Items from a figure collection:
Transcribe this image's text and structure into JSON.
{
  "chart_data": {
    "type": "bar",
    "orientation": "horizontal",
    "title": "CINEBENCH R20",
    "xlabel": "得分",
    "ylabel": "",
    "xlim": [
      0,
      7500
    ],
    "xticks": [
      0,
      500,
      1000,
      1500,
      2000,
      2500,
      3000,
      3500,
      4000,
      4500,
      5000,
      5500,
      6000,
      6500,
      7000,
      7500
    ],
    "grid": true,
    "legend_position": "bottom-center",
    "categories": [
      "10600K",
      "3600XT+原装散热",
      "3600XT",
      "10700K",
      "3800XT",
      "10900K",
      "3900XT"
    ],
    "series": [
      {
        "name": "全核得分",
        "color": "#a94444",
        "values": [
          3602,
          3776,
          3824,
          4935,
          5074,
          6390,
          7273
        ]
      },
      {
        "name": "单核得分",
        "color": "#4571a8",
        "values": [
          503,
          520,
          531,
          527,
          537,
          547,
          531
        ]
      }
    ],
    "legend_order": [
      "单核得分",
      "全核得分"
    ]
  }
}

Task prompt: Every entry must be retyped in full, exactly as given.

Answer for the task:
Transcribe this image's text and structure into JSON.
{
  "chart_data": {
    "type": "bar",
    "orientation": "horizontal",
    "title": "CINEBENCH R20",
    "xlabel": "得分",
    "ylabel": "",
    "xlim": [
      0,
      7500
    ],
    "xticks": [
      0,
      500,
      1000,
      1500,
      2000,
      2500,
      3000,
      3500,
      4000,
      4500,
      5000,
      5500,
      6000,
      6500,
      7000,
      7500
    ],
    "grid": true,
    "legend_position": "bottom-center",
    "categories": [
      "10600K",
      "3600XT+原装散热",
      "3600XT",
      "10700K",
      "3800XT",
      "10900K",
      "3900XT"
    ],
    "series": [
      {
        "name": "全核得分",
        "color": "#a94444",
        "values": [
          3602,
          3776,
          3824,
          4935,
          5074,
          6390,
          7273
        ]
      },
      {
        "name": "单核得分",
        "color": "#4571a8",
        "values": [
          503,
          520,
          531,
          527,
          537,
          547,
          531
        ]
      }
    ],
    "legend_order": [
      "单核得分",
      "全核得分"
    ]
  }
}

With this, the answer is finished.